> **Задача**
Воспроизведите без изменений отрывок из интервью с Еленой Кондратьевой между словами «До поступления на» и «которое они делают.», включая сами эти слова.

> **Фрагмент страницы**
*****

«Переходный возраст» — разговор с Еленой Кондратьевой
Лара Павлова беседует с Еленой Кондратьевой, режиссером фильма «Переходный возраст», номинированного на «Лавровую ветвь», а до этого получившего призы на Dok Leipzig и «Флаэртиане».
Лена, сейчас ты завершаешь дипломный проект в Московской школе кино. Как ты пришла в режиссуру?
До поступления на режиссуру я работала в рекламе. В этом бизнесе есть фрустрация, связанная с творческой реализацией. Все хотят творить, но это дорого, много согласований, не все твои идеи принимаются. А я чувствовала, что мне очень хочется что-то придумывать и снимать. Потом у меня появился ребенок, и я осмелела, стала искать второе высшее образование. Начала ходить в МШК на встречи с интересными кинематографистами. На первом же мастер-классе познакомилась с моим любимым режиссером Анной Меликян, она была такая смелая и восторженная, что я тоже решила взять быка за рога. Никакие другие школы всерьез не рассматривала, потому что здесь мне нравились заявленные мастера и кино, которое они делают.
Когда я поступала, не знала, что на первом году обучения будет документальный блок. Про это говорили вскользь, я даже видела работы студентов, но несильные, и подумала: «Ну ладно, это-то я точно сниму». А потом, когда мы уже стали детальнее все изучать, оказалось, что очень сложно принимаются этюды, приходится действительно много работать.
Зона змеи
Еще я раньше думала, что док — это фигня: наезды камеры на реакцию героя, перебивки, закадровый голос. А в МШК нам показали, что можно просто наблюдать за людьми, и в этом будет драматургия. Новые знания стали буквально переворотом сознания. Сейчас я вижу, что в документалистике все время идет поиск новых форм, чего-то абстрактного даже иногда, постдок какой-то. В общем, этот блок открыл мне целый мир.
И теперь твое сердце принадлежит документалистике?
Документальное кино — единственное, за которое мне пока не стыдно. У меня и этюды были хорошие, я чувствую, что могу расположить героев, мне это очень интересно. Но я не могу сказать, что теперь служу этому. Я заметила, что матерые документалисты как будто служат искусству. Это очень возвышенная штука и, наверное, она пока не про меня. Я в начале пути, у меня сохраняются амбиции и на игровое кино. Но с ним труднее, потому что там надо что-то выдумать и убедить других в своей выдумке: чтобы начать снимать на высоком уровне, нужно вложить очень много денег и ресурсов, подключить огромное количество людей, работающих по совести. А документалист такой одинокий воин, хотя у него тоже очень много препятствий на пути, кино вообще может не получиться — вот он снимает год, а драматургии нет, истории нет. Это же дикое испытание.

*****

[Аннотированные записи элементов]
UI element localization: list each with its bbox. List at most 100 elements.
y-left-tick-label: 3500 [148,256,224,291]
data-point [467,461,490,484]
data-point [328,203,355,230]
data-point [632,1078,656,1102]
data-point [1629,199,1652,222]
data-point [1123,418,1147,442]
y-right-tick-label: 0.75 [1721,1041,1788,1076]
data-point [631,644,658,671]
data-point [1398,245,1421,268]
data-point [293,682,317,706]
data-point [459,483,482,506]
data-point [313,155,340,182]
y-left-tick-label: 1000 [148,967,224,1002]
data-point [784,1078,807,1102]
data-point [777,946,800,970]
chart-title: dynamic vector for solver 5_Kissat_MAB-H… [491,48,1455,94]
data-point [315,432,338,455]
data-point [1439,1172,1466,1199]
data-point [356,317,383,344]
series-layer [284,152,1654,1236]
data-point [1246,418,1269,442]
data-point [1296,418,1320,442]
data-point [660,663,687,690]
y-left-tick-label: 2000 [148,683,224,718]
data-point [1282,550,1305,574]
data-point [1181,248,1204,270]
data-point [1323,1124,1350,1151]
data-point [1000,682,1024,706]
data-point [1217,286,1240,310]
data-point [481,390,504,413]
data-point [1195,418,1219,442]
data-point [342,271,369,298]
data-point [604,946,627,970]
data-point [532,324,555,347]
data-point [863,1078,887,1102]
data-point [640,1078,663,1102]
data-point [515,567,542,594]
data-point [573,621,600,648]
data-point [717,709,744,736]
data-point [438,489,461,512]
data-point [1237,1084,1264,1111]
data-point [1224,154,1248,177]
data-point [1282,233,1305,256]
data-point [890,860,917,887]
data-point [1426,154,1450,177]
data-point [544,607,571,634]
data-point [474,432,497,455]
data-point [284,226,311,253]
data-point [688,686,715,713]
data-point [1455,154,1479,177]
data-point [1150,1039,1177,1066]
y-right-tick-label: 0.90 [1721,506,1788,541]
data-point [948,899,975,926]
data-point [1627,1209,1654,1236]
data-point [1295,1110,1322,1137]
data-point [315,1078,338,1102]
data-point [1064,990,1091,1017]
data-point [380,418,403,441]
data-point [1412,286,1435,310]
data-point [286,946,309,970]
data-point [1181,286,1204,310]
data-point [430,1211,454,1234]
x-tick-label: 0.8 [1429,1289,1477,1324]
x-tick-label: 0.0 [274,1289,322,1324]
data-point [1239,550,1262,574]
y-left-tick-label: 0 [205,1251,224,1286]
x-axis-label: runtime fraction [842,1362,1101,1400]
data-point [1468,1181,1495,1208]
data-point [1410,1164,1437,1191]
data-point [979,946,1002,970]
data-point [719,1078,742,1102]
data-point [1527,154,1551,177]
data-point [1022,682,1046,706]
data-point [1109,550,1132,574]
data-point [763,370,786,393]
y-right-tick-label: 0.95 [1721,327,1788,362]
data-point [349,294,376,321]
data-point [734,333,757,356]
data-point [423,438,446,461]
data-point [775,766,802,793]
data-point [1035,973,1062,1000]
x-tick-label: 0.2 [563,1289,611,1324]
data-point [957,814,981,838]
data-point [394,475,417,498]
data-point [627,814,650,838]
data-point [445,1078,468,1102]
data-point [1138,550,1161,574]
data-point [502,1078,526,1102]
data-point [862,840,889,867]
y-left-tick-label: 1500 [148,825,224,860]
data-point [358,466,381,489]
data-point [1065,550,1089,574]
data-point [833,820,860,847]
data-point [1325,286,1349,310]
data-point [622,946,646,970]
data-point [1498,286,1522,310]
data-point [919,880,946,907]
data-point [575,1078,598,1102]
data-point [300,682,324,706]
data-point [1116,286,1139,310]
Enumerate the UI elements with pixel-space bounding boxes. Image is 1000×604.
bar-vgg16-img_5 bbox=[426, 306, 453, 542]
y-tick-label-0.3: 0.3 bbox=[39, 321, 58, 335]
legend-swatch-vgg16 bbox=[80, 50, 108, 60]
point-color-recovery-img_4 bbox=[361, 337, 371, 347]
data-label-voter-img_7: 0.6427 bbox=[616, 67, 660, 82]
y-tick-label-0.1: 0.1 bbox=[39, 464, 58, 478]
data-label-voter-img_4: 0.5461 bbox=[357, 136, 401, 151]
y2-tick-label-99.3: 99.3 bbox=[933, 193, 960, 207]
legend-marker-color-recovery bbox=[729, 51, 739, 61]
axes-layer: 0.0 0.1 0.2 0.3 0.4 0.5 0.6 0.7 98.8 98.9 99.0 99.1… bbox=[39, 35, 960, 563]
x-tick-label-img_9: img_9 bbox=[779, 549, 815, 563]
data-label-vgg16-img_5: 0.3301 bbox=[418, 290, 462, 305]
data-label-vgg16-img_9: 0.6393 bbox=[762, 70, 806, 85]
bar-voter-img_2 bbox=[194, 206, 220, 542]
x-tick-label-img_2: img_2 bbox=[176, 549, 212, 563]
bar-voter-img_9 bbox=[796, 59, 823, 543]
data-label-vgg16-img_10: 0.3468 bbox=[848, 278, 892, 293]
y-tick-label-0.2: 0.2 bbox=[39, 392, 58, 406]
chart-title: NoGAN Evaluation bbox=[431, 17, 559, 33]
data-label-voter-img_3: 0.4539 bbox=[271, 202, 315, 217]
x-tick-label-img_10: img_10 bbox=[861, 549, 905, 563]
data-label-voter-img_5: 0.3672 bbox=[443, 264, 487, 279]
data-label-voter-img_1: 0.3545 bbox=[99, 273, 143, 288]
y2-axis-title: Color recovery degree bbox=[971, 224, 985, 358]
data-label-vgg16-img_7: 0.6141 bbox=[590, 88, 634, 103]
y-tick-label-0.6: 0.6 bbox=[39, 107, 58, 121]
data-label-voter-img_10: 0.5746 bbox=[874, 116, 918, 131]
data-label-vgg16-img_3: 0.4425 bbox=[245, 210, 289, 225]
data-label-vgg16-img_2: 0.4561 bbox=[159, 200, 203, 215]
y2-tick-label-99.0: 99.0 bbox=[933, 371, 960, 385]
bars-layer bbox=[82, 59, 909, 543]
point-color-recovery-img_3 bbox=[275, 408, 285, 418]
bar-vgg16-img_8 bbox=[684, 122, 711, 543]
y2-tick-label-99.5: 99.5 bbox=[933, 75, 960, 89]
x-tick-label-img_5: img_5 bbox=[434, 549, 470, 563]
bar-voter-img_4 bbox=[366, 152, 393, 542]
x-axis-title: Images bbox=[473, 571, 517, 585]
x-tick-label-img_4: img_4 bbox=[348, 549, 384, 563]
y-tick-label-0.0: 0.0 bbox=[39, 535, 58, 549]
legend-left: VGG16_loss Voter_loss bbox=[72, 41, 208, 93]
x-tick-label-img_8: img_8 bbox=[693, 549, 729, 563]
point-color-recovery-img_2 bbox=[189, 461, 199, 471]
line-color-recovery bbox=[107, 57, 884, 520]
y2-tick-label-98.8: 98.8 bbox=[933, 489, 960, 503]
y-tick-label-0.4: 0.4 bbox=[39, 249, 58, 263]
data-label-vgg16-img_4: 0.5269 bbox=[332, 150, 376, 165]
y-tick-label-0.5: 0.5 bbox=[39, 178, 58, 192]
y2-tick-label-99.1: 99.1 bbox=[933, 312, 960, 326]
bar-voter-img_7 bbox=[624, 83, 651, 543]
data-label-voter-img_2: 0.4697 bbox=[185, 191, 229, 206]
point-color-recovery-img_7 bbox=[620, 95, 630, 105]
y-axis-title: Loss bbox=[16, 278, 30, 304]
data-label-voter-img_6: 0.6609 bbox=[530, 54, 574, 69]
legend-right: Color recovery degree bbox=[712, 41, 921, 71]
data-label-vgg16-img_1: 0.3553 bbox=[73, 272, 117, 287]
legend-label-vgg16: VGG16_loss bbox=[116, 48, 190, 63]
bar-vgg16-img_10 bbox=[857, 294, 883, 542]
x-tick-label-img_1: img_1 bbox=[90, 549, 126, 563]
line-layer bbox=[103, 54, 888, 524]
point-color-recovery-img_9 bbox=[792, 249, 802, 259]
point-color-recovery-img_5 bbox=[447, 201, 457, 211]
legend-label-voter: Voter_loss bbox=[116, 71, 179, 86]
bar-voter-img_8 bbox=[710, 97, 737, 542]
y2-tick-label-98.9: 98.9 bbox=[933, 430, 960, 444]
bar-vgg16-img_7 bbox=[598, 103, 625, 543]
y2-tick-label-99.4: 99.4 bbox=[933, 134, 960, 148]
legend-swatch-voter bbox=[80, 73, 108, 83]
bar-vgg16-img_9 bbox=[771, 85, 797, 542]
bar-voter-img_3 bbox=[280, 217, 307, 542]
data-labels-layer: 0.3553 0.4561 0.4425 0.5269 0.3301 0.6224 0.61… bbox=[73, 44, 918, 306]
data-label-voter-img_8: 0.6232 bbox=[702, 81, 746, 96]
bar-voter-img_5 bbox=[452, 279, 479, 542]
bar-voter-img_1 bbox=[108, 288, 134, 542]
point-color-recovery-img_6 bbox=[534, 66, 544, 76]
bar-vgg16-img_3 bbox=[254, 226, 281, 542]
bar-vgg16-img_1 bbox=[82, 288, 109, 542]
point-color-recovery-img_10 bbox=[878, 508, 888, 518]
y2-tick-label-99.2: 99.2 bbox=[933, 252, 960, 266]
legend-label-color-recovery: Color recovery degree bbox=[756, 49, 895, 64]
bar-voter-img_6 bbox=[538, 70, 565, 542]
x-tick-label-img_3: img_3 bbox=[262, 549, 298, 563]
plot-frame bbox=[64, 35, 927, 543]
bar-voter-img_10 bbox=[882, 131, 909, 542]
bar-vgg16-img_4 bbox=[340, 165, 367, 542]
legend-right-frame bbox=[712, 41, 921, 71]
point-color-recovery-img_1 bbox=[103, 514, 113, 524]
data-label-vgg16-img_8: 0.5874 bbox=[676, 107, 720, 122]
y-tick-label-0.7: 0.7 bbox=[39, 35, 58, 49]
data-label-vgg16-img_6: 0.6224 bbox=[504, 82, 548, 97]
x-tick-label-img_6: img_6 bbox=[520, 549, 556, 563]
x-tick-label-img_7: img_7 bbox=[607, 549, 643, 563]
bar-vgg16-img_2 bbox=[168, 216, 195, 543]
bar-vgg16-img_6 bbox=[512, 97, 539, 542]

*****

> **Ответ к задаче**
До поступления на режиссуру я работала в рекламе. В этом бизнесе есть фрустрация, связанная с творческой реализацией. Все хотят творить, но это дорого, много согласований, не все твои идеи принимаются. А я чувствовала, что мне очень хочется что-то придумывать и снимать. Потом у меня появился ребенок, и я осмелела, стала искать второе высшее образование. Начала ходить в МШК на встречи с интересными кинематографистами. На первом же мастер-классе познакомилась с моим любимым режиссером Анной Меликян, она была такая смелая и восторженная, что я тоже решила взять быка за рога. Никакие другие школы всерьез не рассматривала, потому что здесь мне нравились заявленные мастера и кино, которое они делают.